--- BEGIN ---
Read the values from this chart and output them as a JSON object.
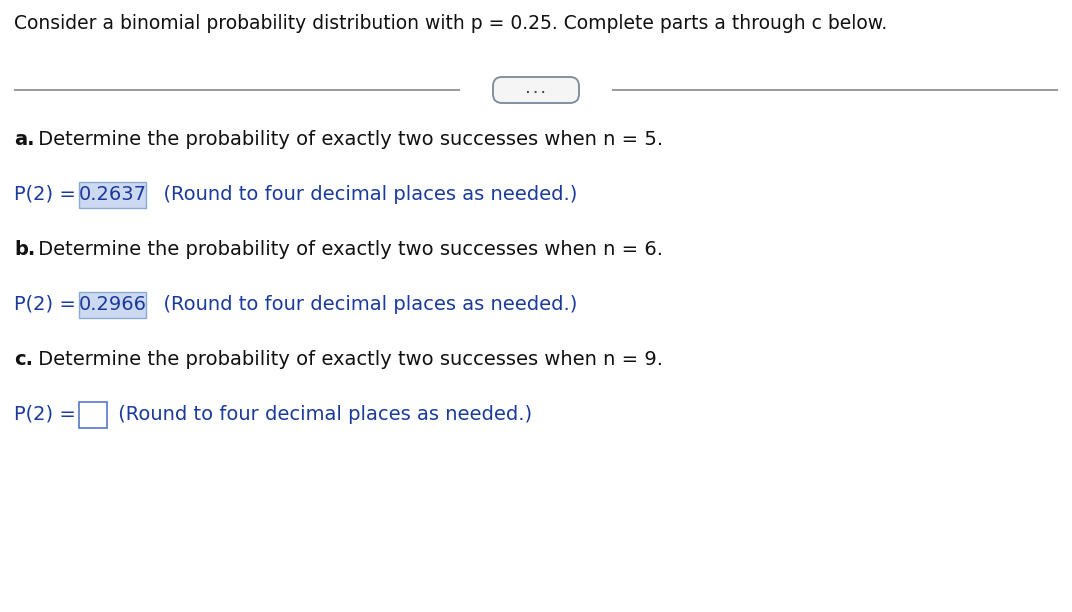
{
  "title": "Consider a binomial probability distribution with p = 0.25. Complete parts a through c below.",
  "title_fontsize": 13.5,
  "background_color": "#ffffff",
  "text_color_black": "#111111",
  "text_color_blue": "#1a3a9c",
  "highlight_color": "#ccd9f0",
  "highlight_border": "#8aaad4",
  "dots_text": ". . .",
  "part_a_label": "a.",
  "part_a_question": " Determine the probability of exactly two successes when n = 5.",
  "part_a_answer_prefix": "P(2) = ",
  "part_a_answer_value": "0.2637",
  "part_a_answer_suffix": "  (Round to four decimal places as needed.)",
  "part_b_label": "b.",
  "part_b_question": " Determine the probability of exactly two successes when n = 6.",
  "part_b_answer_prefix": "P(2) = ",
  "part_b_answer_value": "0.2966",
  "part_b_answer_suffix": "  (Round to four decimal places as needed.)",
  "part_c_label": "c.",
  "part_c_question": " Determine the probability of exactly two successes when n = 9.",
  "part_c_answer_prefix": "P(2) = ",
  "part_c_answer_suffix": " (Round to four decimal places as needed.)",
  "font_family": "DejaVu Sans",
  "question_fontsize": 14,
  "answer_fontsize": 14
}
--- END ---
What you need to do: Work out how many lines of the material above contain the word "exactly", then give only that figure.

Finished answer: 3